| WHAT IS BEING ASKED |
Tally the lines in the listing below that contain "Member" and report the tally alone.
---------- PROVIDED DATA
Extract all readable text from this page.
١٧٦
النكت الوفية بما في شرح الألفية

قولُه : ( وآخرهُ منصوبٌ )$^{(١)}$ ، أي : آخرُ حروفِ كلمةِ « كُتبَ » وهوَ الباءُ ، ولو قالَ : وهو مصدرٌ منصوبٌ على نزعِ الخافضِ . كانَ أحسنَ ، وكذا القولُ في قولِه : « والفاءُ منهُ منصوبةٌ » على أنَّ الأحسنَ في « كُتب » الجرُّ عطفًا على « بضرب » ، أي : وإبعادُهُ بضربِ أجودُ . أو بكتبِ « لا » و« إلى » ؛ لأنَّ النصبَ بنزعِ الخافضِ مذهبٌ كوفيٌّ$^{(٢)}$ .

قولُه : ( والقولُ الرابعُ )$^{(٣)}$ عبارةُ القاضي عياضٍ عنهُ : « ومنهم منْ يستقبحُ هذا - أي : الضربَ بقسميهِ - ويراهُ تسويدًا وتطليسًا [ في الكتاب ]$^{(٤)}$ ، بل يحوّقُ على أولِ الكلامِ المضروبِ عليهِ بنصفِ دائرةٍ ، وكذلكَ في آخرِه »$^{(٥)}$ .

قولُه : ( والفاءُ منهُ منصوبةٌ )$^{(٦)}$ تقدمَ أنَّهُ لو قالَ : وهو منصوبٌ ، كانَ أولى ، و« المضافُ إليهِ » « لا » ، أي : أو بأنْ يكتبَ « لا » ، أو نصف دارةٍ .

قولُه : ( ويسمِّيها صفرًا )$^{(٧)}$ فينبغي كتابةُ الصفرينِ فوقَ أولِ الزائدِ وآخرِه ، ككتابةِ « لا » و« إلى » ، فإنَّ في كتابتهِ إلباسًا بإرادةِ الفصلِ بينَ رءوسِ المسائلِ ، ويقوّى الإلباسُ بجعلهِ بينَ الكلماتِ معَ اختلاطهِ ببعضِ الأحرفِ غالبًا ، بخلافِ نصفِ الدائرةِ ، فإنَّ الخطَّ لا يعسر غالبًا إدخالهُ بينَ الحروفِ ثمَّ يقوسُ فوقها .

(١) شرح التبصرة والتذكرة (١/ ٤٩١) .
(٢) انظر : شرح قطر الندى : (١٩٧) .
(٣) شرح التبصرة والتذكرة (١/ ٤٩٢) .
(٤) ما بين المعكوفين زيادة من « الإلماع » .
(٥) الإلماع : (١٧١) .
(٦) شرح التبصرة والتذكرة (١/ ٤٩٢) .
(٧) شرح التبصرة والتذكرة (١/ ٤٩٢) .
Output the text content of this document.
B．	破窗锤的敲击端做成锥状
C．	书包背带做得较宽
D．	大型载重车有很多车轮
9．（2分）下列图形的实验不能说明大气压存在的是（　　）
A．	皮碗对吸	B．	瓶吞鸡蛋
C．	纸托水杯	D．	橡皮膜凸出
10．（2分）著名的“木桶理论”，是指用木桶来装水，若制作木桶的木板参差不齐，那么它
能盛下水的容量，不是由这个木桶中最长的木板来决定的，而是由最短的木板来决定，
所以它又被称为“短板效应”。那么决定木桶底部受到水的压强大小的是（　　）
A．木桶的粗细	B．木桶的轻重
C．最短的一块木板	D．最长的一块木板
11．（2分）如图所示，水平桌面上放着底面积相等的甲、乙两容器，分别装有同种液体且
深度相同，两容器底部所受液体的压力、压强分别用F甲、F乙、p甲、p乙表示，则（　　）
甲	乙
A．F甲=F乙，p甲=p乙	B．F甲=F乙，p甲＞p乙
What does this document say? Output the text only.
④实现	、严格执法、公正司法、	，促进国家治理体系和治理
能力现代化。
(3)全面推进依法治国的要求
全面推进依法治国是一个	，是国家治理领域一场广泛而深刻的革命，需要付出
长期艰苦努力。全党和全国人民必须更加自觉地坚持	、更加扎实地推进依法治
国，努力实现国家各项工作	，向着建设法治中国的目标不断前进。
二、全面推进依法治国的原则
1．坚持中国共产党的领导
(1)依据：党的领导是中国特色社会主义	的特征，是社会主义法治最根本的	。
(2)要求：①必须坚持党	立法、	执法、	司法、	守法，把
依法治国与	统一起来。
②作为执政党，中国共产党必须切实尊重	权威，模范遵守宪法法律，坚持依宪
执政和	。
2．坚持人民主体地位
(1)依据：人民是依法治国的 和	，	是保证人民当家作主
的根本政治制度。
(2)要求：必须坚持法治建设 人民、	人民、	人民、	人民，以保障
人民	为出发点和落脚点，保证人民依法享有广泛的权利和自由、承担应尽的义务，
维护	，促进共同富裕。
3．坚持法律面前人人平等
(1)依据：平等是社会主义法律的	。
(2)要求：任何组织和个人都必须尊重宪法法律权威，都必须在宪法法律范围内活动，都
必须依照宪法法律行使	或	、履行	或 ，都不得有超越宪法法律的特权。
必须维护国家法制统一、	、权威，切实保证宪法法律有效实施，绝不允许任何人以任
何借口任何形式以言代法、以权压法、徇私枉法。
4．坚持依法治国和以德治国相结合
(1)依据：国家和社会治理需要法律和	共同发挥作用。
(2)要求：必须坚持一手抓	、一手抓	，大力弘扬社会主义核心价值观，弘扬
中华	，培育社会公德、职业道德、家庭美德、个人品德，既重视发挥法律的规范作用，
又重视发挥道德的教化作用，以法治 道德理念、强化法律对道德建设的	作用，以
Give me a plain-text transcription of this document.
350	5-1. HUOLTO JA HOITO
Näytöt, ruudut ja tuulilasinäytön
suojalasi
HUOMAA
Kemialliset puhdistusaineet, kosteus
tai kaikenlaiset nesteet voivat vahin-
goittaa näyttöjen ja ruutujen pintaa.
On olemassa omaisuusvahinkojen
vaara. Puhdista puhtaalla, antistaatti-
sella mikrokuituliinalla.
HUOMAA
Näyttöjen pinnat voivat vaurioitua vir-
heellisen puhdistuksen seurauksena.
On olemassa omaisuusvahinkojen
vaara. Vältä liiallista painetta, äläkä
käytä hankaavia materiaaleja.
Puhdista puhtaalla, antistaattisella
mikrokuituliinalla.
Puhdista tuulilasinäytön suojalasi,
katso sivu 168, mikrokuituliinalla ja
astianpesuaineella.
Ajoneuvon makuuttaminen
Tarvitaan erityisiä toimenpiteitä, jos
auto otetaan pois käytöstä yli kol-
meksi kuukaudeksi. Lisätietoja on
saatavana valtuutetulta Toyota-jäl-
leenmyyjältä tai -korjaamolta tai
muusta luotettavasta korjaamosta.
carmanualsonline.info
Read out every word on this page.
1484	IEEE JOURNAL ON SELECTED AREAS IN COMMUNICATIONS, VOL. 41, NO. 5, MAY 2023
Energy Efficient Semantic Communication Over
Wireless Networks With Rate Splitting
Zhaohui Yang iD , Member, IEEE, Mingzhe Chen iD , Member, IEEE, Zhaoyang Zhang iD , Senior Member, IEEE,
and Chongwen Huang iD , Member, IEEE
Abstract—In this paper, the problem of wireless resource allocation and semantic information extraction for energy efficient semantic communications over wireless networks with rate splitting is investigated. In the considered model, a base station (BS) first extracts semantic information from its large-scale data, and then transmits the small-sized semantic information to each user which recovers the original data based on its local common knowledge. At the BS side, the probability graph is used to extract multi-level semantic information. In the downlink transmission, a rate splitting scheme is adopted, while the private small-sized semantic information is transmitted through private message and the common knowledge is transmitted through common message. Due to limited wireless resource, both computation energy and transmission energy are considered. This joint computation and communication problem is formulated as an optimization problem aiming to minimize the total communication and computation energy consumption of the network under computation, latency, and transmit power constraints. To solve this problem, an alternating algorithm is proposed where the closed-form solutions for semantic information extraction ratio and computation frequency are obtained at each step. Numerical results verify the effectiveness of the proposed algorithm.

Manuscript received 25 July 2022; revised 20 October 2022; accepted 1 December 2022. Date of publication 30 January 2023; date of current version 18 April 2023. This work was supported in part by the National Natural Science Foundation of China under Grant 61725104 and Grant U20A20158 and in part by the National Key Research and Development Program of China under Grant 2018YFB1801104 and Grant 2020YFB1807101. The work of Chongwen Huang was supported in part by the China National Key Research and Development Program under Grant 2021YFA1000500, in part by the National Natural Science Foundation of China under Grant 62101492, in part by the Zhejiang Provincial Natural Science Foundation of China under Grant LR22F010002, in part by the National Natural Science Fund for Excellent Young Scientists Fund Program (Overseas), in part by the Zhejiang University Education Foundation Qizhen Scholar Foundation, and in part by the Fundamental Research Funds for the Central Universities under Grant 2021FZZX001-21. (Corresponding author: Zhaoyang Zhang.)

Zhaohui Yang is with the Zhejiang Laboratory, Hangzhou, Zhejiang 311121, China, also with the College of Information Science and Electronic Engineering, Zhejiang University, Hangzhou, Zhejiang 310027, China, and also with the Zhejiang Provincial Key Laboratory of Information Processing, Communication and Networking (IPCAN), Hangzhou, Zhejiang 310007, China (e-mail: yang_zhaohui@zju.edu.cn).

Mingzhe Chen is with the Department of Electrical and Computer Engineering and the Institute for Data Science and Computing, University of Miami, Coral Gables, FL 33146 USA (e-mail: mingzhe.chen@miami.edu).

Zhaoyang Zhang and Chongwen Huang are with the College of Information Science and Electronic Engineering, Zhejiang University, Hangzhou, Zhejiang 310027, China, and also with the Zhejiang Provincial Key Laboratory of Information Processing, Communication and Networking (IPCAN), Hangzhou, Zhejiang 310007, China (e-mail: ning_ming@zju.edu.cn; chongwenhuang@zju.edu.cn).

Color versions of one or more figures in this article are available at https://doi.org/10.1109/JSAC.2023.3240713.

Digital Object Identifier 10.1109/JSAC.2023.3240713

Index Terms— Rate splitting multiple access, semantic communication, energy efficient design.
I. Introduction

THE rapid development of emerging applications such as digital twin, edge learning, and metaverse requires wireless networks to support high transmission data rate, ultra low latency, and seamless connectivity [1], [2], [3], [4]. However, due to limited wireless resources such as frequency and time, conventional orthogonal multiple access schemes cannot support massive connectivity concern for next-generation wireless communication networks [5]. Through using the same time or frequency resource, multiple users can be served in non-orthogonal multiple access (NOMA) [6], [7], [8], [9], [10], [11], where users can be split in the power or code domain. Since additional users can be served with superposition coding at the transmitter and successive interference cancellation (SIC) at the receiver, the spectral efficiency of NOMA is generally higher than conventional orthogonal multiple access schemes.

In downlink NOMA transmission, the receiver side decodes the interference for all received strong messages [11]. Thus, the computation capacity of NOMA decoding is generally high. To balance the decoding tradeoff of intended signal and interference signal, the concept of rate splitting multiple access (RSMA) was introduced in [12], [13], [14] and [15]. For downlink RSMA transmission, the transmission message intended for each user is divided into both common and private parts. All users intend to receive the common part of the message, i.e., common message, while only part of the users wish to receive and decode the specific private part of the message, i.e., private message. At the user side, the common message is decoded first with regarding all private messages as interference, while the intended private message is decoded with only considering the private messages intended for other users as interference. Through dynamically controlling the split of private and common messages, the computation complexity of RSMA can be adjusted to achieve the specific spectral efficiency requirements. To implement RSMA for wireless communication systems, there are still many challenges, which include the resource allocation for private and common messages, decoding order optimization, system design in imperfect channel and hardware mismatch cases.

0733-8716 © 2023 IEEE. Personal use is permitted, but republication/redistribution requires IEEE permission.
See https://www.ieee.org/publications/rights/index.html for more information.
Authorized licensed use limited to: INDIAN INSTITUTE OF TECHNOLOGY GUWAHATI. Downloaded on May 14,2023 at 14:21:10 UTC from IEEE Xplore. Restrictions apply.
--------------------
| FINAL ANSWER |
2